** START OF Entries **

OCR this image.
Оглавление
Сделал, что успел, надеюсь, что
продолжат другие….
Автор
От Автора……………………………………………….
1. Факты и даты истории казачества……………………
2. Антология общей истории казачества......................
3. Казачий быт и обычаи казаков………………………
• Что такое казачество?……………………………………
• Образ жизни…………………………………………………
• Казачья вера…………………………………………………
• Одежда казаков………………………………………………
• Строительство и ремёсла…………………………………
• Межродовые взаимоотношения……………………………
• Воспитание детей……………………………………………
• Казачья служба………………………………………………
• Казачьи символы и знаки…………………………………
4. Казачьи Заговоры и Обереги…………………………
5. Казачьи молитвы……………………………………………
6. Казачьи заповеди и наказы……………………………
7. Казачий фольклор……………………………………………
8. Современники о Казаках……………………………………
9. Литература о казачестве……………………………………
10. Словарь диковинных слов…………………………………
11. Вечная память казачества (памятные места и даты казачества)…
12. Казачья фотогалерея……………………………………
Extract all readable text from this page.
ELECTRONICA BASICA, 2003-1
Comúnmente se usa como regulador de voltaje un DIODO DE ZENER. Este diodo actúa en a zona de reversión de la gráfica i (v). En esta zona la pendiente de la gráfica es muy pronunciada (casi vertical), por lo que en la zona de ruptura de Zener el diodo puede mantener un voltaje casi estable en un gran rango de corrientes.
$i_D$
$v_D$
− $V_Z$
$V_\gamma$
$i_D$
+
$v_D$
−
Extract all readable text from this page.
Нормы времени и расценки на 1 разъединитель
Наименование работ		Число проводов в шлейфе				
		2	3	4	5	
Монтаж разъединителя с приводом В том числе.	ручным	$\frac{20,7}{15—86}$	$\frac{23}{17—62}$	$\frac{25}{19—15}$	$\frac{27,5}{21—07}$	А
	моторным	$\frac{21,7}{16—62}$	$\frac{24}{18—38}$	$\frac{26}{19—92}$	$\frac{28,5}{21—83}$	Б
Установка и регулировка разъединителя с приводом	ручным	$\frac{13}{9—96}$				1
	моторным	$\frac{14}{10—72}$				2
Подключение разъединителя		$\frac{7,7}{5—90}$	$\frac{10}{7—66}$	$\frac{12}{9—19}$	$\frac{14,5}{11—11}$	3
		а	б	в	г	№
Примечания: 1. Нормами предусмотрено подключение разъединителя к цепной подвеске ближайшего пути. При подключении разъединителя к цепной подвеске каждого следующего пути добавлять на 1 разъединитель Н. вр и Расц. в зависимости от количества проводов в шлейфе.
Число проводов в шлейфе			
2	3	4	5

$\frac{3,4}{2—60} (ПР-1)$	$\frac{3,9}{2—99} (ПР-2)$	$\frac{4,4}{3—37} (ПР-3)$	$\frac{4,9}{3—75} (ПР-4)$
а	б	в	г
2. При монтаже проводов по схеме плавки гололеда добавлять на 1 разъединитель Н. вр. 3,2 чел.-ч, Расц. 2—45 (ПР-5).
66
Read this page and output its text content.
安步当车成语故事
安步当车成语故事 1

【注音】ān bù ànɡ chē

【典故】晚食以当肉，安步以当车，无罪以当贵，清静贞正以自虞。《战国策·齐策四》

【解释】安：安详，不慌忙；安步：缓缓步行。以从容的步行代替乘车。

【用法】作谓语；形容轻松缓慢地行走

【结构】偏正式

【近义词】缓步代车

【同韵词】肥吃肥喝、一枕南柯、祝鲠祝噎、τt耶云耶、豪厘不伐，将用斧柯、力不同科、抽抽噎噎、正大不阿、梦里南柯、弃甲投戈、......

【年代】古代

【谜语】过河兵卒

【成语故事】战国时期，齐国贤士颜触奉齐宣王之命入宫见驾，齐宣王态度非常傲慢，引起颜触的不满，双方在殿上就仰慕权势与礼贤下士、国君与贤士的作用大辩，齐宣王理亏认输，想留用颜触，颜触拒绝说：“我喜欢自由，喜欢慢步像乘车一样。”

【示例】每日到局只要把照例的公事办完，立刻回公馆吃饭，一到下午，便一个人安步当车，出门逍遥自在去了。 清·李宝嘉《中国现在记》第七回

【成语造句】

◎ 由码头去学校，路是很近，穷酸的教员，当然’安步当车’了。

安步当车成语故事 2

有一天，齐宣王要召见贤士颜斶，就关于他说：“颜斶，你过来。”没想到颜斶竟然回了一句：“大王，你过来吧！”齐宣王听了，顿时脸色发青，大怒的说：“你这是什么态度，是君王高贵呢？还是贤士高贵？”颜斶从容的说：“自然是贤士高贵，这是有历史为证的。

** END OF Entries **

## Aim of the task
Copy out every line holding the string "Казачья".

## Exercise result
• Казачья вера…………………………………………………
• Казачья служба………………………………………………
12. Казачья фотогалерея……………………………………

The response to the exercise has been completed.